What is needed: Write every record out again exactly, and keep images out of it.

Listing:
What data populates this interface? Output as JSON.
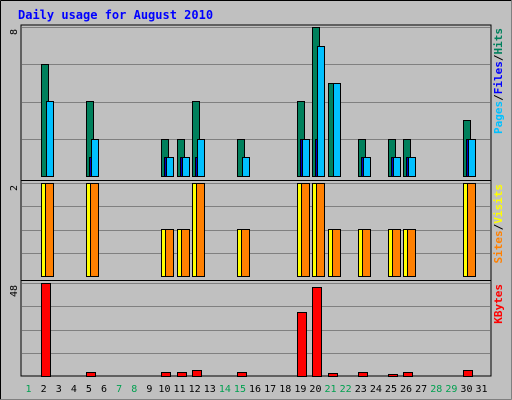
{
  "title": "Daily usage for August 2010",
  "colors": {
    "background": "#c0c0c0",
    "plot_bg": "#c0c0c0",
    "title": "#0000ff",
    "hits": "#00805c",
    "files": "#0080ff",
    "files_bar": "#00c0ff",
    "pages": "#00c0ff",
    "pages_bar": "#0000c0",
    "visits": "#ffff00",
    "visits_bar": "#ffff00",
    "sites": "#ff8000",
    "sites_bar": "#ff8000",
    "kbytes": "#ff0000",
    "kbytes_bar": "#ff0000",
    "weekday": "#008080",
    "weekend": "#00a050",
    "day_default": "#000000"
  },
  "chart_data": [
    {
      "type": "bar",
      "panel": "hits-files-pages",
      "title": "Daily usage for August 2010",
      "ymax_label": "8",
      "ylim": [
        0,
        8
      ],
      "categories": [
        "1",
        "2",
        "3",
        "4",
        "5",
        "6",
        "7",
        "8",
        "9",
        "10",
        "11",
        "12",
        "13",
        "14",
        "15",
        "16",
        "17",
        "18",
        "19",
        "20",
        "21",
        "22",
        "23",
        "24",
        "25",
        "26",
        "27",
        "28",
        "29",
        "30",
        "31"
      ],
      "legend": [
        {
          "label": "Pages",
          "color": "#00c0ff"
        },
        {
          "label": "/",
          "color": "#000000"
        },
        {
          "label": "Files",
          "color": "#0000ff"
        },
        {
          "label": "/",
          "color": "#000000"
        },
        {
          "label": "Hits",
          "color": "#00805c"
        }
      ],
      "series": [
        {
          "name": "Hits",
          "values": [
            0,
            6,
            0,
            0,
            4,
            0,
            0,
            0,
            0,
            2,
            2,
            4,
            0,
            0,
            2,
            0,
            0,
            0,
            4,
            8,
            5,
            0,
            2,
            0,
            2,
            2,
            0,
            0,
            0,
            3,
            0
          ]
        },
        {
          "name": "Files",
          "values": [
            0,
            4,
            0,
            0,
            2,
            0,
            0,
            0,
            0,
            1,
            1,
            2,
            0,
            0,
            1,
            0,
            0,
            0,
            2,
            7,
            5,
            0,
            1,
            0,
            1,
            1,
            0,
            0,
            0,
            2,
            0
          ]
        },
        {
          "name": "Pages",
          "values": [
            0,
            0,
            0,
            0,
            1,
            0,
            0,
            0,
            0,
            1,
            1,
            1,
            0,
            0,
            0,
            0,
            0,
            0,
            2,
            2,
            0,
            0,
            1,
            0,
            1,
            1,
            0,
            0,
            0,
            2,
            0
          ]
        }
      ]
    },
    {
      "type": "bar",
      "panel": "sites-visits",
      "ymax_label": "2",
      "ylim": [
        0,
        2
      ],
      "categories": [
        "1",
        "2",
        "3",
        "4",
        "5",
        "6",
        "7",
        "8",
        "9",
        "10",
        "11",
        "12",
        "13",
        "14",
        "15",
        "16",
        "17",
        "18",
        "19",
        "20",
        "21",
        "22",
        "23",
        "24",
        "25",
        "26",
        "27",
        "28",
        "29",
        "30",
        "31"
      ],
      "legend": [
        {
          "label": "Sites",
          "color": "#ff8000"
        },
        {
          "label": "/",
          "color": "#000000"
        },
        {
          "label": "Visits",
          "color": "#ffff00"
        }
      ],
      "series": [
        {
          "name": "Visits",
          "values": [
            0,
            2,
            0,
            0,
            2,
            0,
            0,
            0,
            0,
            1,
            1,
            2,
            0,
            0,
            1,
            0,
            0,
            0,
            2,
            2,
            1,
            0,
            1,
            0,
            1,
            1,
            0,
            0,
            0,
            2,
            0
          ]
        },
        {
          "name": "Sites",
          "values": [
            0,
            2,
            0,
            0,
            2,
            0,
            0,
            0,
            0,
            1,
            1,
            2,
            0,
            0,
            1,
            0,
            0,
            0,
            2,
            2,
            1,
            0,
            1,
            0,
            1,
            1,
            0,
            0,
            0,
            2,
            0
          ]
        }
      ]
    },
    {
      "type": "bar",
      "panel": "kbytes",
      "ymax_label": "48",
      "ylim": [
        0,
        48
      ],
      "categories": [
        "1",
        "2",
        "3",
        "4",
        "5",
        "6",
        "7",
        "8",
        "9",
        "10",
        "11",
        "12",
        "13",
        "14",
        "15",
        "16",
        "17",
        "18",
        "19",
        "20",
        "21",
        "22",
        "23",
        "24",
        "25",
        "26",
        "27",
        "28",
        "29",
        "30",
        "31"
      ],
      "legend": [
        {
          "label": "KBytes",
          "color": "#ff0000"
        }
      ],
      "series": [
        {
          "name": "KBytes",
          "values": [
            0,
            48,
            0,
            0,
            2,
            0,
            0,
            0,
            0,
            2,
            2,
            3,
            0,
            0,
            2,
            0,
            0,
            0,
            33,
            46,
            1.5,
            0,
            2,
            0,
            0.5,
            2,
            0,
            0,
            0,
            3,
            0
          ]
        }
      ]
    }
  ],
  "day_labels": [
    {
      "label": "1",
      "kind": "weekend"
    },
    {
      "label": "2",
      "kind": "default"
    },
    {
      "label": "3",
      "kind": "default"
    },
    {
      "label": "4",
      "kind": "default"
    },
    {
      "label": "5",
      "kind": "default"
    },
    {
      "label": "6",
      "kind": "default"
    },
    {
      "label": "7",
      "kind": "weekend"
    },
    {
      "label": "8",
      "kind": "weekend"
    },
    {
      "label": "9",
      "kind": "default"
    },
    {
      "label": "10",
      "kind": "default"
    },
    {
      "label": "11",
      "kind": "default"
    },
    {
      "label": "12",
      "kind": "default"
    },
    {
      "label": "13",
      "kind": "default"
    },
    {
      "label": "14",
      "kind": "weekend"
    },
    {
      "label": "15",
      "kind": "weekend"
    },
    {
      "label": "16",
      "kind": "default"
    },
    {
      "label": "17",
      "kind": "default"
    },
    {
      "label": "18",
      "kind": "default"
    },
    {
      "label": "19",
      "kind": "default"
    },
    {
      "label": "20",
      "kind": "default"
    },
    {
      "label": "21",
      "kind": "weekend"
    },
    {
      "label": "22",
      "kind": "weekend"
    },
    {
      "label": "23",
      "kind": "default"
    },
    {
      "label": "24",
      "kind": "default"
    },
    {
      "label": "25",
      "kind": "default"
    },
    {
      "label": "26",
      "kind": "default"
    },
    {
      "label": "27",
      "kind": "default"
    },
    {
      "label": "28",
      "kind": "weekend"
    },
    {
      "label": "29",
      "kind": "weekend"
    },
    {
      "label": "30",
      "kind": "default"
    },
    {
      "label": "31",
      "kind": "default"
    }
  ]
}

Response:
What data populates this interface? Output as JSON.
{
  "title": "Daily usage for August 2010",
  "colors": {
    "background": "#c0c0c0",
    "plot_bg": "#c0c0c0",
    "title": "#0000ff",
    "hits": "#00805c",
    "files": "#0080ff",
    "files_bar": "#00c0ff",
    "pages": "#00c0ff",
    "pages_bar": "#0000c0",
    "visits": "#ffff00",
    "visits_bar": "#ffff00",
    "sites": "#ff8000",
    "sites_bar": "#ff8000",
    "kbytes": "#ff0000",
    "kbytes_bar": "#ff0000",
    "weekday": "#008080",
    "weekend": "#00a050",
    "day_default": "#000000"
  },
  "chart_data": [
    {
      "type": "bar",
      "panel": "hits-files-pages",
      "title": "Daily usage for August 2010",
      "ymax_label": "8",
      "ylim": [
        0,
        8
      ],
      "categories": [
        "1",
        "2",
        "3",
        "4",
        "5",
        "6",
        "7",
        "8",
        "9",
        "10",
        "11",
        "12",
        "13",
        "14",
        "15",
        "16",
        "17",
        "18",
        "19",
        "20",
        "21",
        "22",
        "23",
        "24",
        "25",
        "26",
        "27",
        "28",
        "29",
        "30",
        "31"
      ],
      "legend": [
        {
          "label": "Pages",
          "color": "#00c0ff"
        },
        {
          "label": "/",
          "color": "#000000"
        },
        {
          "label": "Files",
          "color": "#0000ff"
        },
        {
          "label": "/",
          "color": "#000000"
        },
        {
          "label": "Hits",
          "color": "#00805c"
        }
      ],
      "series": [
        {
          "name": "Hits",
          "values": [
            0,
            6,
            0,
            0,
            4,
            0,
            0,
            0,
            0,
            2,
            2,
            4,
            0,
            0,
            2,
            0,
            0,
            0,
            4,
            8,
            5,
            0,
            2,
            0,
            2,
            2,
            0,
            0,
            0,
            3,
            0
          ]
        },
        {
          "name": "Files",
          "values": [
            0,
            4,
            0,
            0,
            2,
            0,
            0,
            0,
            0,
            1,
            1,
            2,
            0,
            0,
            1,
            0,
            0,
            0,
            2,
            7,
            5,
            0,
            1,
            0,
            1,
            1,
            0,
            0,
            0,
            2,
            0
          ]
        },
        {
          "name": "Pages",
          "values": [
            0,
            0,
            0,
            0,
            1,
            0,
            0,
            0,
            0,
            1,
            1,
            1,
            0,
            0,
            0,
            0,
            0,
            0,
            2,
            2,
            0,
            0,
            1,
            0,
            1,
            1,
            0,
            0,
            0,
            2,
            0
          ]
        }
      ]
    },
    {
      "type": "bar",
      "panel": "sites-visits",
      "ymax_label": "2",
      "ylim": [
        0,
        2
      ],
      "categories": [
        "1",
        "2",
        "3",
        "4",
        "5",
        "6",
        "7",
        "8",
        "9",
        "10",
        "11",
        "12",
        "13",
        "14",
        "15",
        "16",
        "17",
        "18",
        "19",
        "20",
        "21",
        "22",
        "23",
        "24",
        "25",
        "26",
        "27",
        "28",
        "29",
        "30",
        "31"
      ],
      "legend": [
        {
          "label": "Sites",
          "color": "#ff8000"
        },
        {
          "label": "/",
          "color": "#000000"
        },
        {
          "label": "Visits",
          "color": "#ffff00"
        }
      ],
      "series": [
        {
          "name": "Visits",
          "values": [
            0,
            2,
            0,
            0,
            2,
            0,
            0,
            0,
            0,
            1,
            1,
            2,
            0,
            0,
            1,
            0,
            0,
            0,
            2,
            2,
            1,
            0,
            1,
            0,
            1,
            1,
            0,
            0,
            0,
            2,
            0
          ]
        },
        {
          "name": "Sites",
          "values": [
            0,
            2,
            0,
            0,
            2,
            0,
            0,
            0,
            0,
            1,
            1,
            2,
            0,
            0,
            1,
            0,
            0,
            0,
            2,
            2,
            1,
            0,
            1,
            0,
            1,
            1,
            0,
            0,
            0,
            2,
            0
          ]
        }
      ]
    },
    {
      "type": "bar",
      "panel": "kbytes",
      "ymax_label": "48",
      "ylim": [
        0,
        48
      ],
      "categories": [
        "1",
        "2",
        "3",
        "4",
        "5",
        "6",
        "7",
        "8",
        "9",
        "10",
        "11",
        "12",
        "13",
        "14",
        "15",
        "16",
        "17",
        "18",
        "19",
        "20",
        "21",
        "22",
        "23",
        "24",
        "25",
        "26",
        "27",
        "28",
        "29",
        "30",
        "31"
      ],
      "legend": [
        {
          "label": "KBytes",
          "color": "#ff0000"
        }
      ],
      "series": [
        {
          "name": "KBytes",
          "values": [
            0,
            48,
            0,
            0,
            2,
            0,
            0,
            0,
            0,
            2,
            2,
            3,
            0,
            0,
            2,
            0,
            0,
            0,
            33,
            46,
            1.5,
            0,
            2,
            0,
            0.5,
            2,
            0,
            0,
            0,
            3,
            0
          ]
        }
      ]
    }
  ],
  "day_labels": [
    {
      "label": "1",
      "kind": "weekend"
    },
    {
      "label": "2",
      "kind": "default"
    },
    {
      "label": "3",
      "kind": "default"
    },
    {
      "label": "4",
      "kind": "default"
    },
    {
      "label": "5",
      "kind": "default"
    },
    {
      "label": "6",
      "kind": "default"
    },
    {
      "label": "7",
      "kind": "weekend"
    },
    {
      "label": "8",
      "kind": "weekend"
    },
    {
      "label": "9",
      "kind": "default"
    },
    {
      "label": "10",
      "kind": "default"
    },
    {
      "label": "11",
      "kind": "default"
    },
    {
      "label": "12",
      "kind": "default"
    },
    {
      "label": "13",
      "kind": "default"
    },
    {
      "label": "14",
      "kind": "weekend"
    },
    {
      "label": "15",
      "kind": "weekend"
    },
    {
      "label": "16",
      "kind": "default"
    },
    {
      "label": "17",
      "kind": "default"
    },
    {
      "label": "18",
      "kind": "default"
    },
    {
      "label": "19",
      "kind": "default"
    },
    {
      "label": "20",
      "kind": "default"
    },
    {
      "label": "21",
      "kind": "weekend"
    },
    {
      "label": "22",
      "kind": "weekend"
    },
    {
      "label": "23",
      "kind": "default"
    },
    {
      "label": "24",
      "kind": "default"
    },
    {
      "label": "25",
      "kind": "default"
    },
    {
      "label": "26",
      "kind": "default"
    },
    {
      "label": "27",
      "kind": "default"
    },
    {
      "label": "28",
      "kind": "weekend"
    },
    {
      "label": "29",
      "kind": "weekend"
    },
    {
      "label": "30",
      "kind": "default"
    },
    {
      "label": "31",
      "kind": "default"
    }
  ]
}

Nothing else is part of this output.